• **Materials provided**:

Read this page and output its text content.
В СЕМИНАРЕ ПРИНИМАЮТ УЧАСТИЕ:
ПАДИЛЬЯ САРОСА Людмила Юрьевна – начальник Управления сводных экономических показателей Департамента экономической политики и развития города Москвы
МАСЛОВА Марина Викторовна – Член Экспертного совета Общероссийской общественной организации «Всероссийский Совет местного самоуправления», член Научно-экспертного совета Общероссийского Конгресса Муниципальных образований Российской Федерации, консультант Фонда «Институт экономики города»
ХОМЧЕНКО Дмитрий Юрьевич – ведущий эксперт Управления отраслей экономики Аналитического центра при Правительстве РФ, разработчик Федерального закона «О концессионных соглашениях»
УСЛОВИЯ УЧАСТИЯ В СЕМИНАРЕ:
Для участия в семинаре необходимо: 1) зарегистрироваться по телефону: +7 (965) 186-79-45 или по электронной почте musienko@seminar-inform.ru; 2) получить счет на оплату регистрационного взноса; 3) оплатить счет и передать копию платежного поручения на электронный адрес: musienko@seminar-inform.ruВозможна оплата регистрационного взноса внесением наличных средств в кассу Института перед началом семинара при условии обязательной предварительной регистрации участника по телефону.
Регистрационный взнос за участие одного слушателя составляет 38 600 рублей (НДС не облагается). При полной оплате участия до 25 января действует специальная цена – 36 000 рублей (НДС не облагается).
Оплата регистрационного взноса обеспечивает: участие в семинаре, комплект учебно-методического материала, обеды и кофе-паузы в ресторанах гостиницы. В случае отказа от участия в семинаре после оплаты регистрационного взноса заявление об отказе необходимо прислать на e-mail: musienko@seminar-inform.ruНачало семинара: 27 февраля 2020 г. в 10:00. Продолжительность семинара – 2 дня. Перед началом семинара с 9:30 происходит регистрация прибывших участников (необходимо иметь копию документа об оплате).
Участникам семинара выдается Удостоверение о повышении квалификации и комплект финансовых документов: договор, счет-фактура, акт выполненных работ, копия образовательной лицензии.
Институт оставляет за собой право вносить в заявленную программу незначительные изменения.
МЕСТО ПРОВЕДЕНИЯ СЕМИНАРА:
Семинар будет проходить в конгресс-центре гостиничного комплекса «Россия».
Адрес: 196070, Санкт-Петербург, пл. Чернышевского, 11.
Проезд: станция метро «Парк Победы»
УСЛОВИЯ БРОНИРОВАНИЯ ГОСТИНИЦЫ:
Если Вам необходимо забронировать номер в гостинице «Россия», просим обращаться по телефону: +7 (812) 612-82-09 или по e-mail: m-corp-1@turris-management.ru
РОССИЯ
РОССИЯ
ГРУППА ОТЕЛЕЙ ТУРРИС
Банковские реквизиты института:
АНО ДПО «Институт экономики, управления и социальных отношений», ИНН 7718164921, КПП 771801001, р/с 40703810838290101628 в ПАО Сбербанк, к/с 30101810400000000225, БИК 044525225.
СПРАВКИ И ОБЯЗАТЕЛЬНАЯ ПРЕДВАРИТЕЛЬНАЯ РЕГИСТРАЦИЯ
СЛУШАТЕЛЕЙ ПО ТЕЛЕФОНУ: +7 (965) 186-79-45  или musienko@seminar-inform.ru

• **Problem to work on**:
Within the listing, how many lines hold the word "экономики"? Only the number is to be given.

• **Answer to the exercise**:
3